**Your objective**
Search the records for the word "型血应抽取的人数为" and pick out every line that has it.

== Entries

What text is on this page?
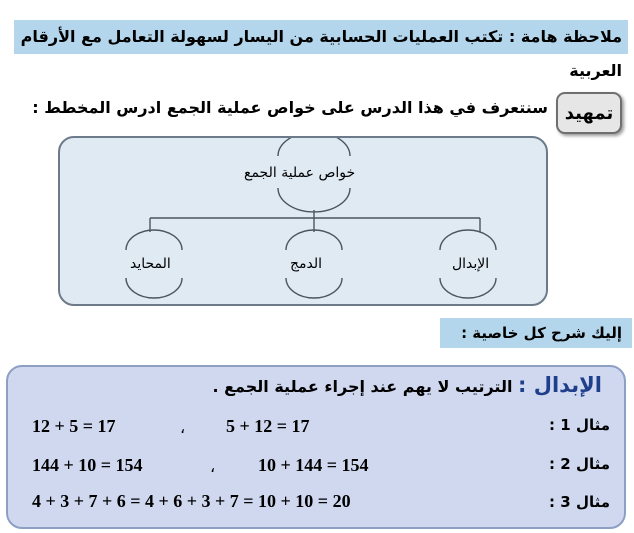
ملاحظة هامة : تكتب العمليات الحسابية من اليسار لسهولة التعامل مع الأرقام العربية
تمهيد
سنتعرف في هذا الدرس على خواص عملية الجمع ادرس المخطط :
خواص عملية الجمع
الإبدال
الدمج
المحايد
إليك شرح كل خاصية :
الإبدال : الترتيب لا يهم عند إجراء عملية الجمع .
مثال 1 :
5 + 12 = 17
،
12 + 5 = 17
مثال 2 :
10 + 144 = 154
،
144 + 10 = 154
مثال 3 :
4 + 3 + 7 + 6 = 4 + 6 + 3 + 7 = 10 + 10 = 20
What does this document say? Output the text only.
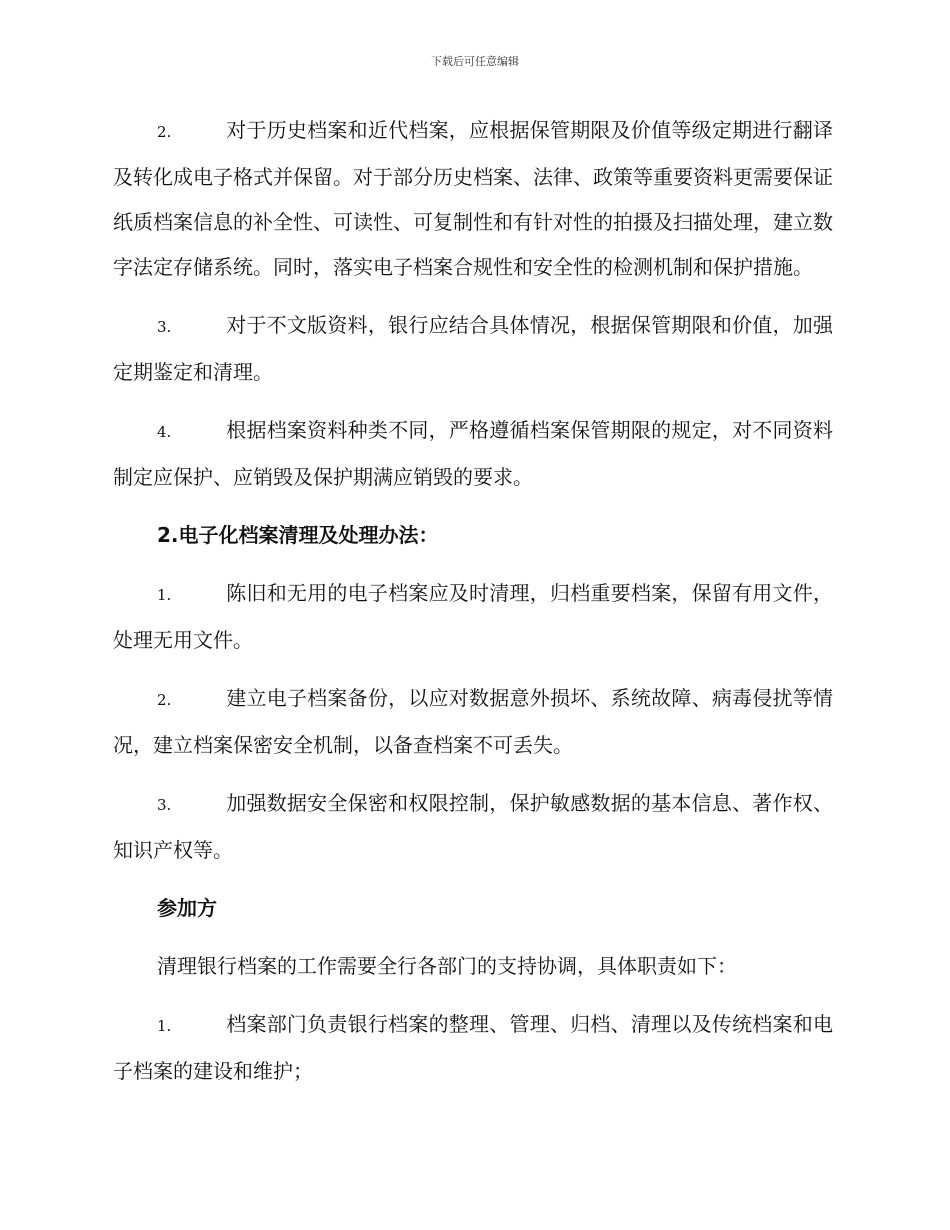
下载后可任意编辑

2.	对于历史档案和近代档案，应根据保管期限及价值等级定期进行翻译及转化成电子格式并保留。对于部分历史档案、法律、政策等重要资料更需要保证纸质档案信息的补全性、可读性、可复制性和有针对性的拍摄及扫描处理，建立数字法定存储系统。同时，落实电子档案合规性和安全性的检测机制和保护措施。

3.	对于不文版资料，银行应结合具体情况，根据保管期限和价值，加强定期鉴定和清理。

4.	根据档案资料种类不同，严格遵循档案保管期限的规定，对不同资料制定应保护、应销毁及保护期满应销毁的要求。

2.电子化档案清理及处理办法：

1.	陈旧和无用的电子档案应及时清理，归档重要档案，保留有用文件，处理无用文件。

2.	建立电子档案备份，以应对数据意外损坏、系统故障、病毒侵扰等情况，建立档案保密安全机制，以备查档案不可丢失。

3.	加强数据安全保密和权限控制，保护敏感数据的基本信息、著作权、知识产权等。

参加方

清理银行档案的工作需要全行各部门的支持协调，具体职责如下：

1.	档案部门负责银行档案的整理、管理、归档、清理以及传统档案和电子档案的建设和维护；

====
== Entries

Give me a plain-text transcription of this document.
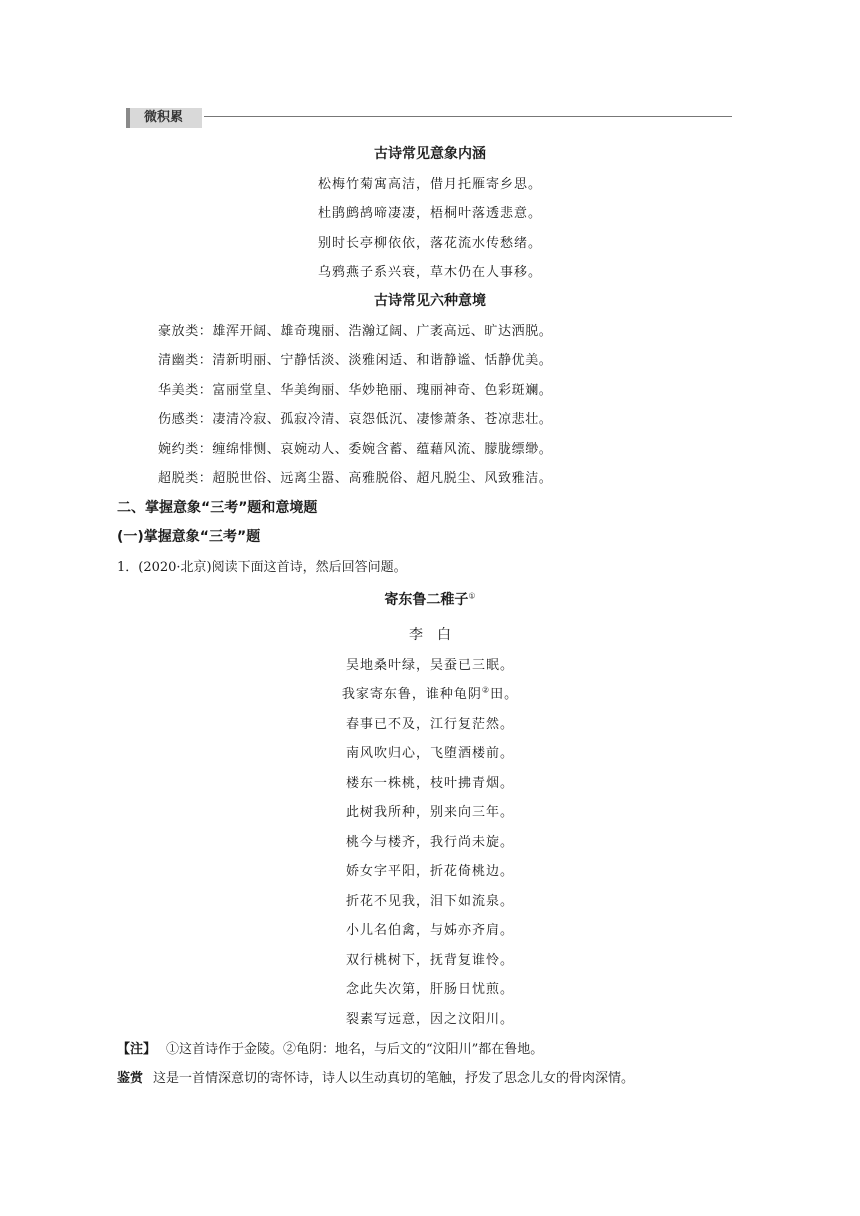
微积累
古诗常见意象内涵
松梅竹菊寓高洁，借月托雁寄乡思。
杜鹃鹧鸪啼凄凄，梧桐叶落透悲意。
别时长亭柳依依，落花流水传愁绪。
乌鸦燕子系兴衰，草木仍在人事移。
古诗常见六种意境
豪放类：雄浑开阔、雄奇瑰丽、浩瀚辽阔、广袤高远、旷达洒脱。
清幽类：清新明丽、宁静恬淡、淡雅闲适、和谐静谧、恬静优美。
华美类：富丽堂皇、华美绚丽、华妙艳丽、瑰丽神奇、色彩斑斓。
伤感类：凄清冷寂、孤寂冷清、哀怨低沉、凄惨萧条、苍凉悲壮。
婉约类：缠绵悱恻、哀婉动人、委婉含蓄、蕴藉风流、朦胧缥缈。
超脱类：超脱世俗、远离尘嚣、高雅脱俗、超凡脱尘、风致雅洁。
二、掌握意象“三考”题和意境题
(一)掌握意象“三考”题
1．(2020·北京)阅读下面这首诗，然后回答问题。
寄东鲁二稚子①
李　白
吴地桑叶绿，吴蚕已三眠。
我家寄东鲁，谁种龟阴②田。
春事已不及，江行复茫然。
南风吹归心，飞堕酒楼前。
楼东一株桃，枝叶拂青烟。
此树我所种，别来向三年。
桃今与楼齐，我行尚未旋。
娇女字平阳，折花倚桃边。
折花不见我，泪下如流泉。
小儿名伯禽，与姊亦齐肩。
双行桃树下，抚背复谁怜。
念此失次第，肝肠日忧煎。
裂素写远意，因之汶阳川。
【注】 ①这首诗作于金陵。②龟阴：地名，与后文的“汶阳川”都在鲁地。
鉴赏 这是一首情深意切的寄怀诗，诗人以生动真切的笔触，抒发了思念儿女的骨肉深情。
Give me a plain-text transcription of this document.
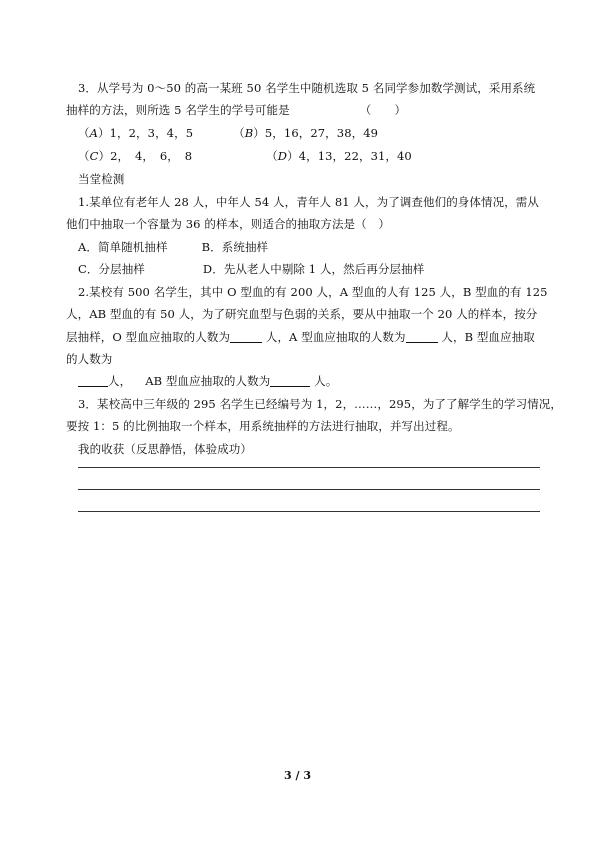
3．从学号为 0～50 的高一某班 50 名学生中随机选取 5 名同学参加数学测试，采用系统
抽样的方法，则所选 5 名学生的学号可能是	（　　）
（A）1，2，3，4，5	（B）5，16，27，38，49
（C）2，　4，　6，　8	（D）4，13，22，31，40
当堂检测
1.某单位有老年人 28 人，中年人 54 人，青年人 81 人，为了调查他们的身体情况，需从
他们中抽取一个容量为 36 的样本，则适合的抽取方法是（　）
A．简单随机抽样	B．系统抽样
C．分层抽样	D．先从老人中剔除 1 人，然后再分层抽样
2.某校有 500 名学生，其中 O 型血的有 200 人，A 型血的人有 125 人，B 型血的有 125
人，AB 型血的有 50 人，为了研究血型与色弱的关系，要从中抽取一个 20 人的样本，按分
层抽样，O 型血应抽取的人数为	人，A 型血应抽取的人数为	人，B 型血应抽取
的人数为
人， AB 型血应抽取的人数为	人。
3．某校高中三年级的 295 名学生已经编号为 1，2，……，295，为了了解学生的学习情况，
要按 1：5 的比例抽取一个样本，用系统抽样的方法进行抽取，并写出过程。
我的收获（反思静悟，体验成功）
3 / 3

====

**Exercise result**
层抽样，O 型血应抽取的人数为	人，A 型血应抽取的人数为	人，B 型血应抽取
人， AB 型血应抽取的人数为	人。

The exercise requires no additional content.